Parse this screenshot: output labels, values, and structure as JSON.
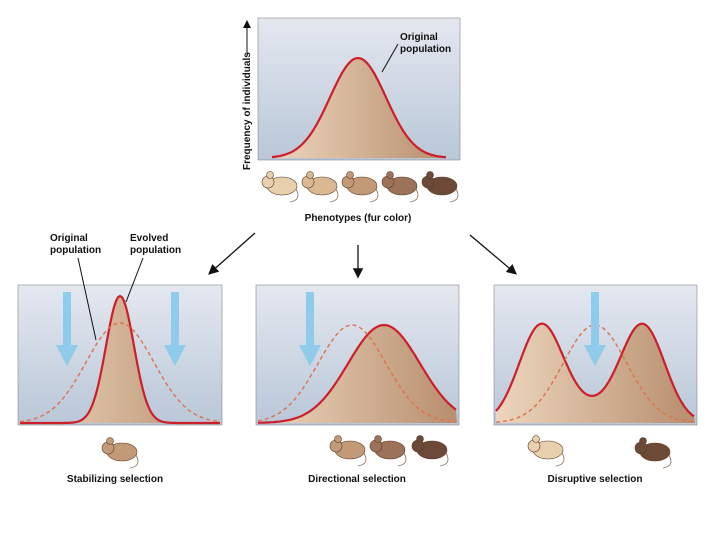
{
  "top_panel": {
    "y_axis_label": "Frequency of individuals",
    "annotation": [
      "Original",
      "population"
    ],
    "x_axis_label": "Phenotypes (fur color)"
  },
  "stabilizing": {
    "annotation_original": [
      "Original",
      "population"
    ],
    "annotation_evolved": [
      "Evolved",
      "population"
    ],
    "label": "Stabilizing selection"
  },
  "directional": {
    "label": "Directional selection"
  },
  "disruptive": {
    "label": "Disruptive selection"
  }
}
___
Required work. Omit the pictures and give the material again, exactly and in full.

Worked solution.
Parse this screenshot: output labels, values, and structure as JSON.
{
  "top_panel": {
    "y_axis_label": "Frequency of individuals",
    "annotation": [
      "Original",
      "population"
    ],
    "x_axis_label": "Phenotypes (fur color)"
  },
  "stabilizing": {
    "annotation_original": [
      "Original",
      "population"
    ],
    "annotation_evolved": [
      "Evolved",
      "population"
    ],
    "label": "Stabilizing selection"
  },
  "directional": {
    "label": "Directional selection"
  },
  "disruptive": {
    "label": "Disruptive selection"
  }
}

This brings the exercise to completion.